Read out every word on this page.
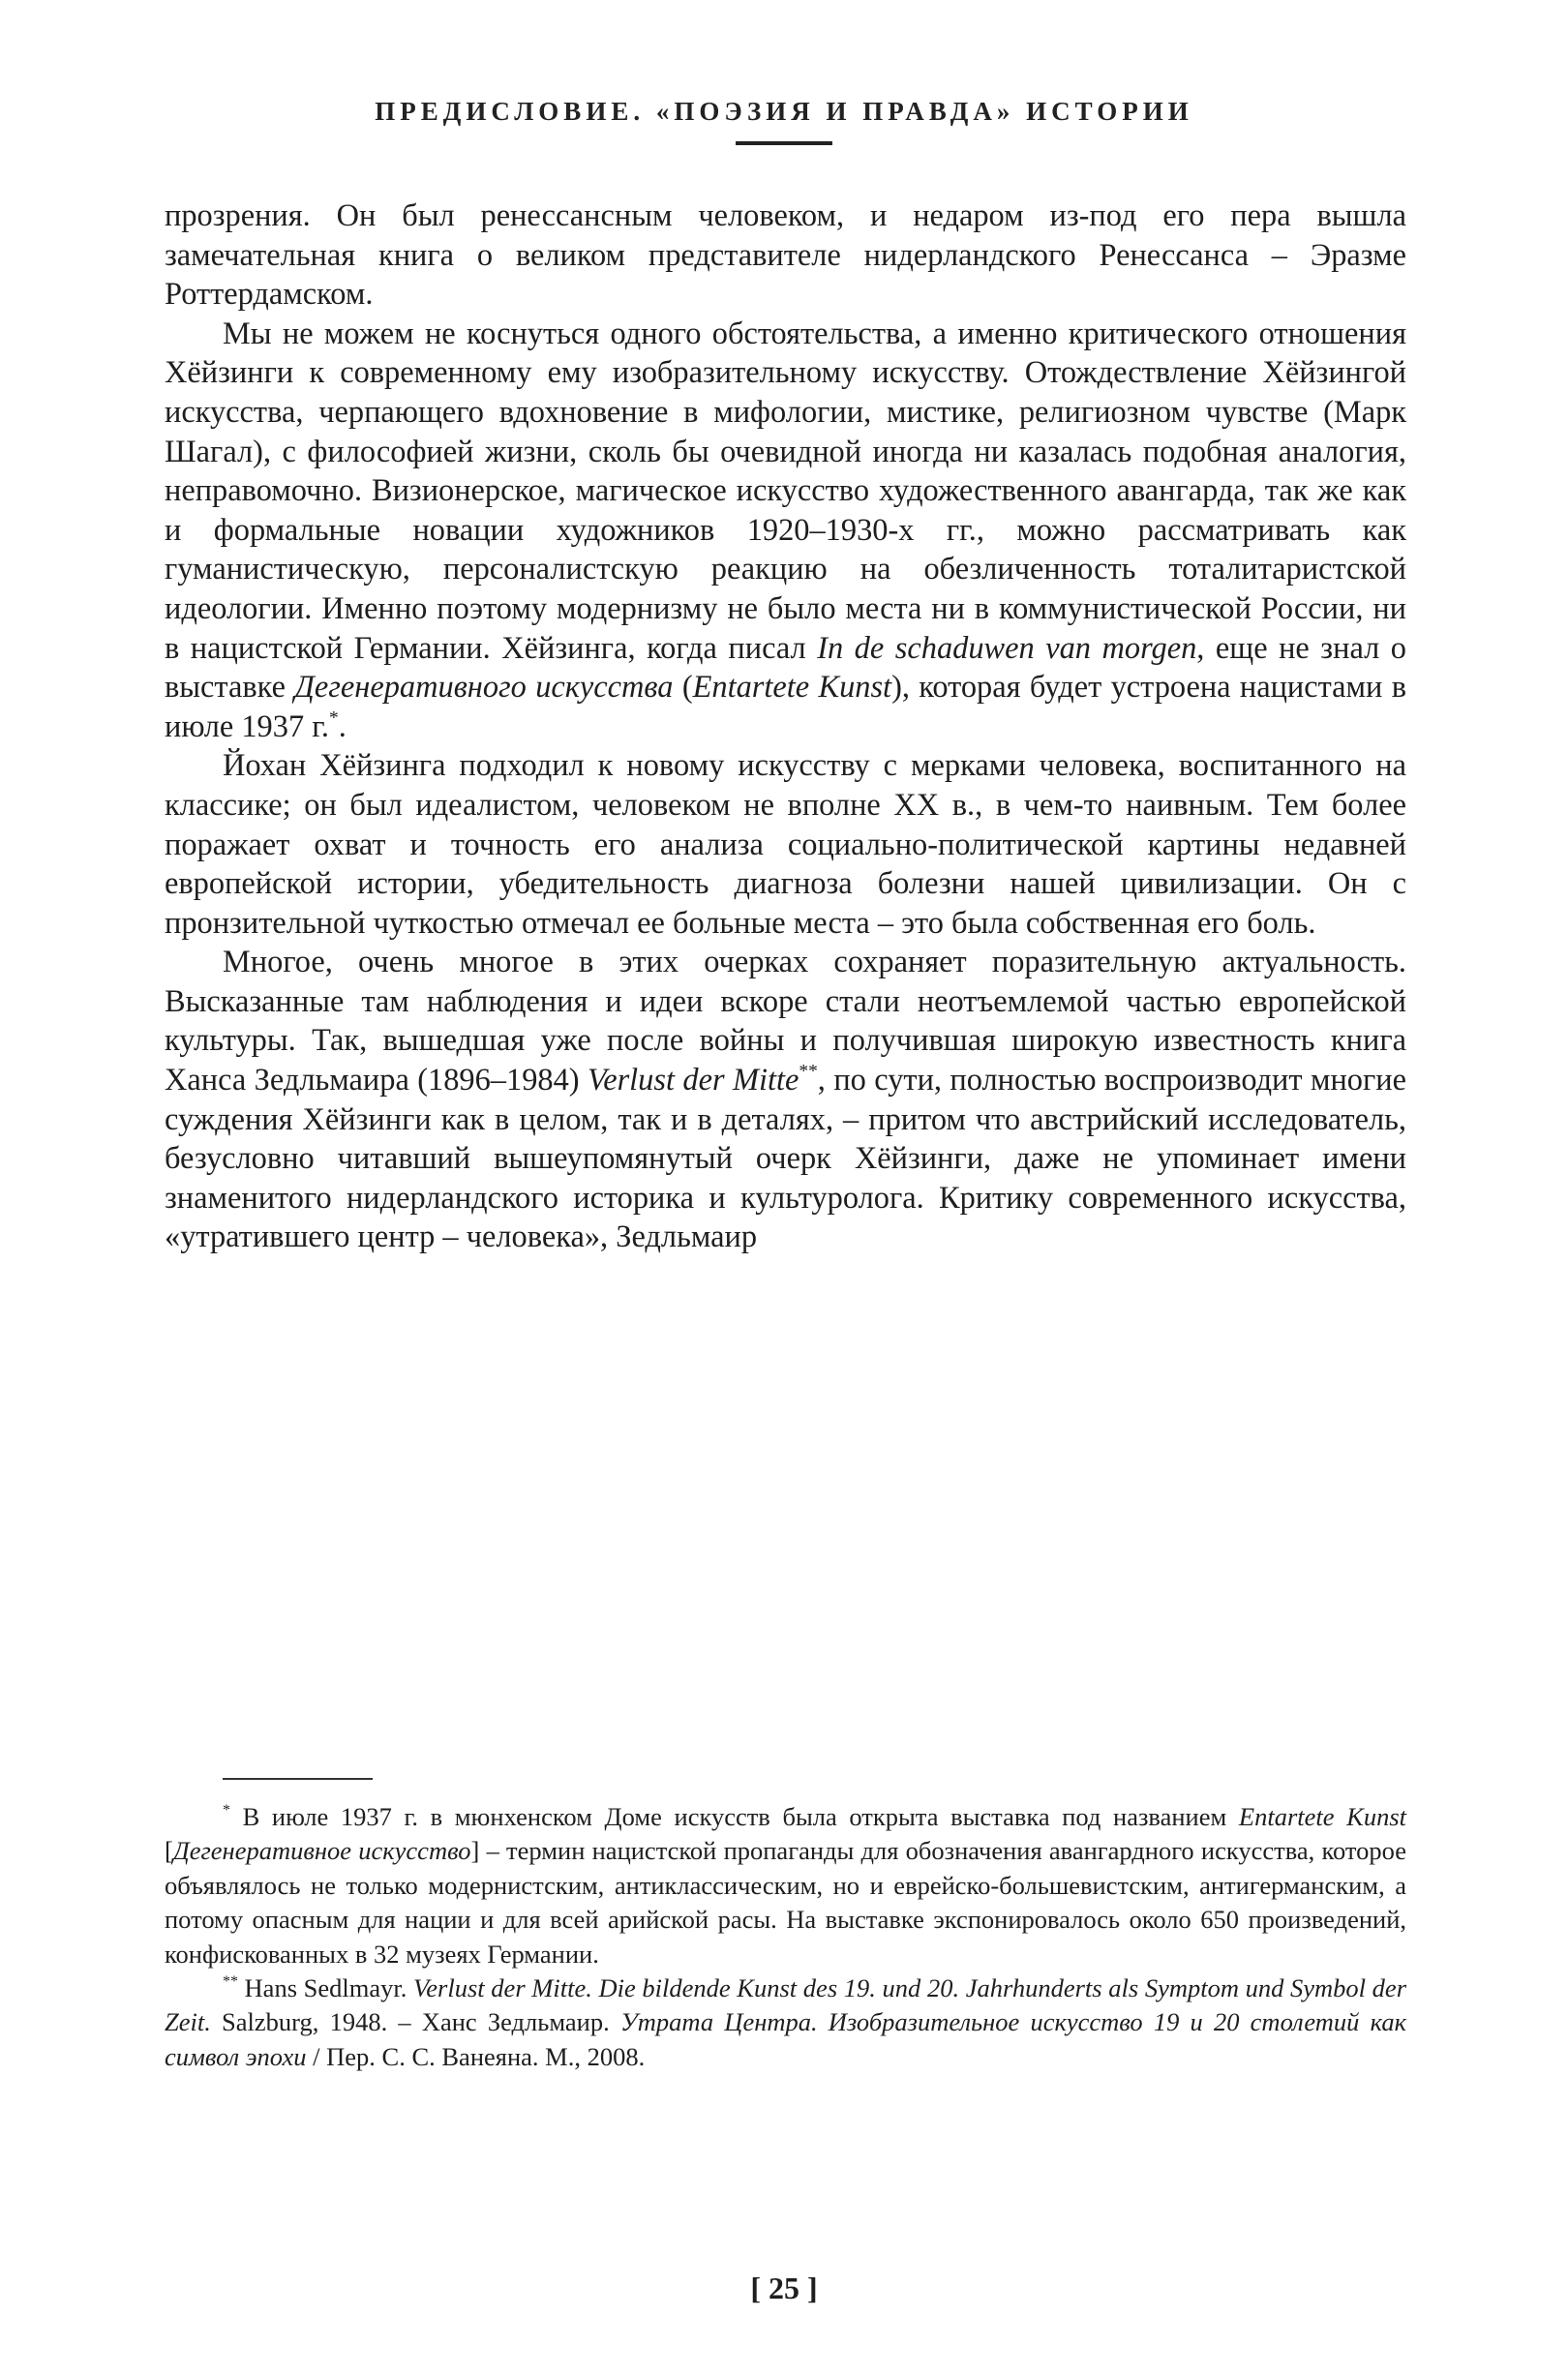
ПРЕДИСЛОВИЕ. «ПОЭЗИЯ И ПРАВДА» ИСТОРИИ

прозрения. Он был ренессансным человеком, и недаром из-под его пера вышла замечательная книга о великом представителе нидерландского Ренессанса – Эразме Роттердамском.

Мы не можем не коснуться одного обстоятельства, а именно критического отношения Хёйзинги к современному ему изобразительному искусству. Отождествление Хёйзингой искусства, черпающего вдохновение в мифологии, мистике, религиозном чувстве (Марк Шагал), с философией жизни, сколь бы очевидной иногда ни казалась подобная аналогия, неправомочно. Визионерское, магическое искусство художественного авангарда, так же как и формальные новации художников 1920–1930-х гг., можно рассматривать как гуманистическую, персоналистскую реакцию на обезличенность тоталитаристской идеологии. Именно поэтому модернизму не было места ни в коммунистической России, ни в нацистской Германии. Хёйзинга, когда писал In de schaduwen van morgen, еще не знал о выставке Дегенеративного искусства (Entartete Kunst), которая будет устроена нацистами в июле 1937 г.*.

Йохан Хёйзинга подходил к новому искусству с мерками человека, воспитанного на классике; он был идеалистом, человеком не вполне XX в., в чем-то наивным. Тем более поражает охват и точность его анализа социально-политической картины недавней европейской истории, убедительность диагноза болезни нашей цивилизации. Он с пронзительной чуткостью отмечал ее больные места – это была собственная его боль.

Многое, очень многое в этих очерках сохраняет поразительную актуальность. Высказанные там наблюдения и идеи вскоре стали неотъемлемой частью европейской культуры. Так, вышедшая уже после войны и получившая широкую известность книга Ханса Зедльмаира (1896–1984) Verlust der Mitte**, по сути, полностью воспроизводит многие суждения Хёйзинги как в целом, так и в деталях, – притом что австрийский исследователь, безусловно читавший вышеупомянутый очерк Хёйзинги, даже не упоминает имени знаменитого нидерландского историка и культуролога. Критику современного искусства, «утратившего центр – человека», Зедльмаир

* В июле 1937 г. в мюнхенском Доме искусств была открыта выставка под названием Entartete Kunst [Дегенеративное искусство] – термин нацистской пропаганды для обозначения авангардного искусства, которое объявлялось не только модернистским, антиклассическим, но и еврейско-большевистским, антигерманским, а потому опасным для нации и для всей арийской расы. На выставке экспонировалось около 650 произведений, конфискованных в 32 музеях Германии.

** Hans Sedlmayr. Verlust der Mitte. Die bildende Kunst des 19. und 20. Jahrhunderts als Symptom und Symbol der Zeit. Salzburg, 1948. – Ханс Зедльмаир. Утрата Центра. Изобразительное искусство 19 и 20 столетий как символ эпохи / Пер. С. С. Ванеяна. М., 2008.

[ 25 ]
■ ■ ■ ■ ■ ■ ■
→ Given instruction
Retype all entries exactly as they appear, dropping the images.

→ Answer for this exercise
Read out every word on this page.
ПРЕДИСЛОВИЕ. «ПОЭЗИЯ И ПРАВДА» ИСТОРИИ

прозрения. Он был ренессансным человеком, и недаром из-под его пера вышла замечательная книга о великом представителе нидерландского Ренессанса – Эразме Роттердамском.

Мы не можем не коснуться одного обстоятельства, а именно критического отношения Хёйзинги к современному ему изобразительному искусству. Отождествление Хёйзингой искусства, черпающего вдохновение в мифологии, мистике, религиозном чувстве (Марк Шагал), с философией жизни, сколь бы очевидной иногда ни казалась подобная аналогия, неправомочно. Визионерское, магическое искусство художественного авангарда, так же как и формальные новации художников 1920–1930-х гг., можно рассматривать как гуманистическую, персоналистскую реакцию на обезличенность тоталитаристской идеологии. Именно поэтому модернизму не было места ни в коммунистической России, ни в нацистской Германии. Хёйзинга, когда писал In de schaduwen van morgen, еще не знал о выставке Дегенеративного искусства (Entartete Kunst), которая будет устроена нацистами в июле 1937 г.*.

Йохан Хёйзинга подходил к новому искусству с мерками человека, воспитанного на классике; он был идеалистом, человеком не вполне XX в., в чем-то наивным. Тем более поражает охват и точность его анализа социально-политической картины недавней европейской истории, убедительность диагноза болезни нашей цивилизации. Он с пронзительной чуткостью отмечал ее больные места – это была собственная его боль.

Многое, очень многое в этих очерках сохраняет поразительную актуальность. Высказанные там наблюдения и идеи вскоре стали неотъемлемой частью европейской культуры. Так, вышедшая уже после войны и получившая широкую известность книга Ханса Зедльмаира (1896–1984) Verlust der Mitte**, по сути, полностью воспроизводит многие суждения Хёйзинги как в целом, так и в деталях, – притом что австрийский исследователь, безусловно читавший вышеупомянутый очерк Хёйзинги, даже не упоминает имени знаменитого нидерландского историка и культуролога. Критику современного искусства, «утратившего центр – человека», Зедльмаир

* В июле 1937 г. в мюнхенском Доме искусств была открыта выставка под названием Entartete Kunst [Дегенеративное искусство] – термин нацистской пропаганды для обозначения авангардного искусства, которое объявлялось не только модернистским, антиклассическим, но и еврейско-большевистским, антигерманским, а потому опасным для нации и для всей арийской расы. На выставке экспонировалось около 650 произведений, конфискованных в 32 музеях Германии.

** Hans Sedlmayr. Verlust der Mitte. Die bildende Kunst des 19. und 20. Jahrhunderts als Symptom und Symbol der Zeit. Salzburg, 1948. – Ханс Зедльмаир. Утрата Центра. Изобразительное искусство 19 и 20 столетий как символ эпохи / Пер. С. С. Ванеяна. М., 2008.

[ 25 ]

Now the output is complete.